*Problem description*: Gather all lines in the records below that include the word "Howell".

[START Available data]

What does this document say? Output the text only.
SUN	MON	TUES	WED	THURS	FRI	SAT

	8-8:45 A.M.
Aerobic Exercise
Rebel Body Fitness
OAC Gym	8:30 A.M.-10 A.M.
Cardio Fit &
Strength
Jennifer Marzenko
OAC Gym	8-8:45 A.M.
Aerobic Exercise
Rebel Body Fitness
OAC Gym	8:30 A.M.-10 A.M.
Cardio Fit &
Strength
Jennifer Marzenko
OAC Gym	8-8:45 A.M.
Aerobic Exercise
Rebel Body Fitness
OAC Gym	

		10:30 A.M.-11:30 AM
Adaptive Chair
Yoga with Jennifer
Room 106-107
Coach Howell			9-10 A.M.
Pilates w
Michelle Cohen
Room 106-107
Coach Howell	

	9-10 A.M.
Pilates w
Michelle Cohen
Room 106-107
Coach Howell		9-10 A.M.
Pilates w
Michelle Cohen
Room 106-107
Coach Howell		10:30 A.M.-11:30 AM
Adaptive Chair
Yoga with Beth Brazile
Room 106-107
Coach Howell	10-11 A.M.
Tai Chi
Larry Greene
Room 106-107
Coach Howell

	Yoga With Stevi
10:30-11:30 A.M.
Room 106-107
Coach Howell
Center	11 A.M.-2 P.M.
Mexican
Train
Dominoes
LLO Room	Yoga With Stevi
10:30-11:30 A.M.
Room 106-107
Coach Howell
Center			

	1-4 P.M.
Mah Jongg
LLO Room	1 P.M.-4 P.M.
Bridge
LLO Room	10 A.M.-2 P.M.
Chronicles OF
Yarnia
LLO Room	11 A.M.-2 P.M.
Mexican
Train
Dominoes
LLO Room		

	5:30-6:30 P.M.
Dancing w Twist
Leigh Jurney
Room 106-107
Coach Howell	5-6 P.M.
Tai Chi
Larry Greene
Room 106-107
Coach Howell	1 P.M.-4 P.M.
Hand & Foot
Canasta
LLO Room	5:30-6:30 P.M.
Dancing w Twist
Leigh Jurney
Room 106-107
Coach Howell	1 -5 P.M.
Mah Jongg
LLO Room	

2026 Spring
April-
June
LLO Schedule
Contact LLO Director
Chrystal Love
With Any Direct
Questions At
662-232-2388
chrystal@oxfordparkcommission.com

[END Available data]

*Written reply*:
Coach Howell			9-10 A.M.
Coach Howell	
Coach Howell		9-10 A.M.
Coach Howell		10:30 A.M.-11:30 AM
Coach Howell	10-11 A.M.
Coach Howell
Coach Howell
Coach Howell
Coach Howell	5-6 P.M.
Coach Howell	1 P.M.-4 P.M.
Coach Howell	1 -5 P.M.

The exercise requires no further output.